TASK INSTRUCTIONS: Omit every picture, then give all the entries again exactly.

RECORDS FOR PROCESSING:

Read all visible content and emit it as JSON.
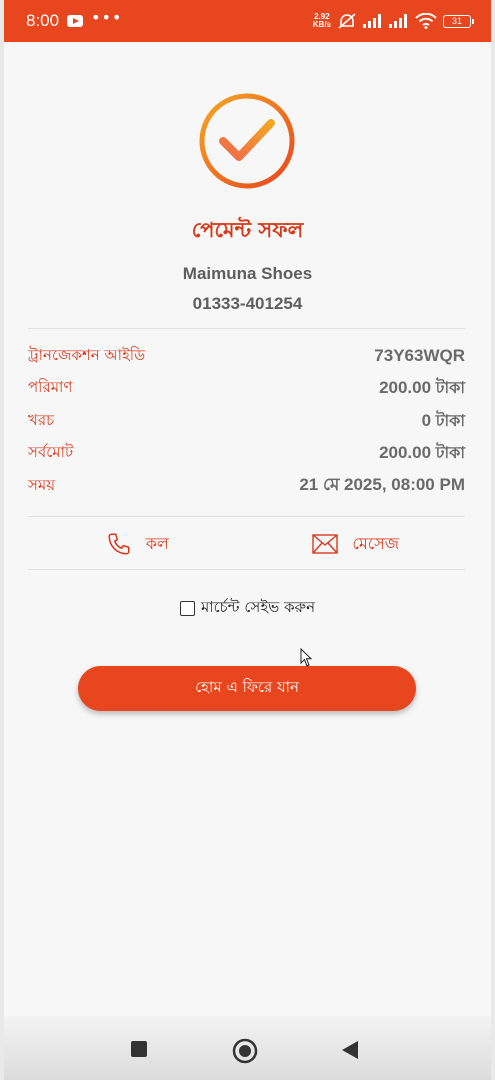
{
  "status_bar": {
    "time": "8:00",
    "dots": "•••",
    "speed_value": "2.92",
    "speed_unit": "KB/s",
    "battery": "31",
    "icons": [
      "youtube-icon",
      "alarm-off-icon",
      "signal-icon",
      "signal-icon",
      "wifi-icon",
      "battery-icon"
    ]
  },
  "receipt": {
    "title": "পেমেন্ট সফল",
    "merchant_name": "Maimuna Shoes",
    "merchant_phone": "01333-401254",
    "rows": [
      {
        "label": "ট্রানজেকশন আইডি",
        "value": "73Y63WQR",
        "unit": ""
      },
      {
        "label": "পরিমাণ",
        "value": "200.00",
        "unit": "টাকা"
      },
      {
        "label": "খরচ",
        "value": "0",
        "unit": "টাকা"
      },
      {
        "label": "সর্বমোট",
        "value": "200.00",
        "unit": "টাকা"
      },
      {
        "label": "সময়",
        "value": "21 মে 2025, 08:00 PM",
        "unit": ""
      }
    ]
  },
  "actions": {
    "call_label": "কল",
    "message_label": "মেসেজ"
  },
  "save_merchant": {
    "label": "মার্চেন্ট সেইভ করুন",
    "checked": false
  },
  "home_button": {
    "label": "হোম এ ফিরে যান"
  },
  "colors": {
    "accent": "#e8461e",
    "label_red": "#d63a1c",
    "check_gradient_start": "#f5a623",
    "check_gradient_end": "#e8461e"
  },
  "nav_bar": {
    "icons": [
      "recents-square-icon",
      "home-circle-icon",
      "back-triangle-icon"
    ]
  }
}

RESPONSE TO THIS TASK:
Read all visible content and emit it as JSON.
{
  "status_bar": {
    "time": "8:00",
    "dots": "•••",
    "speed_value": "2.92",
    "speed_unit": "KB/s",
    "battery": "31",
    "icons": [
      "youtube-icon",
      "alarm-off-icon",
      "signal-icon",
      "signal-icon",
      "wifi-icon",
      "battery-icon"
    ]
  },
  "receipt": {
    "title": "পেমেন্ট সফল",
    "merchant_name": "Maimuna Shoes",
    "merchant_phone": "01333-401254",
    "rows": [
      {
        "label": "ট্রানজেকশন আইডি",
        "value": "73Y63WQR",
        "unit": ""
      },
      {
        "label": "পরিমাণ",
        "value": "200.00",
        "unit": "টাকা"
      },
      {
        "label": "খরচ",
        "value": "0",
        "unit": "টাকা"
      },
      {
        "label": "সর্বমোট",
        "value": "200.00",
        "unit": "টাকা"
      },
      {
        "label": "সময়",
        "value": "21 মে 2025, 08:00 PM",
        "unit": ""
      }
    ]
  },
  "actions": {
    "call_label": "কল",
    "message_label": "মেসেজ"
  },
  "save_merchant": {
    "label": "মার্চেন্ট সেইভ করুন",
    "checked": false
  },
  "home_button": {
    "label": "হোম এ ফিরে যান"
  },
  "colors": {
    "accent": "#e8461e",
    "label_red": "#d63a1c",
    "check_gradient_start": "#f5a623",
    "check_gradient_end": "#e8461e"
  },
  "nav_bar": {
    "icons": [
      "recents-square-icon",
      "home-circle-icon",
      "back-triangle-icon"
    ]
  }
}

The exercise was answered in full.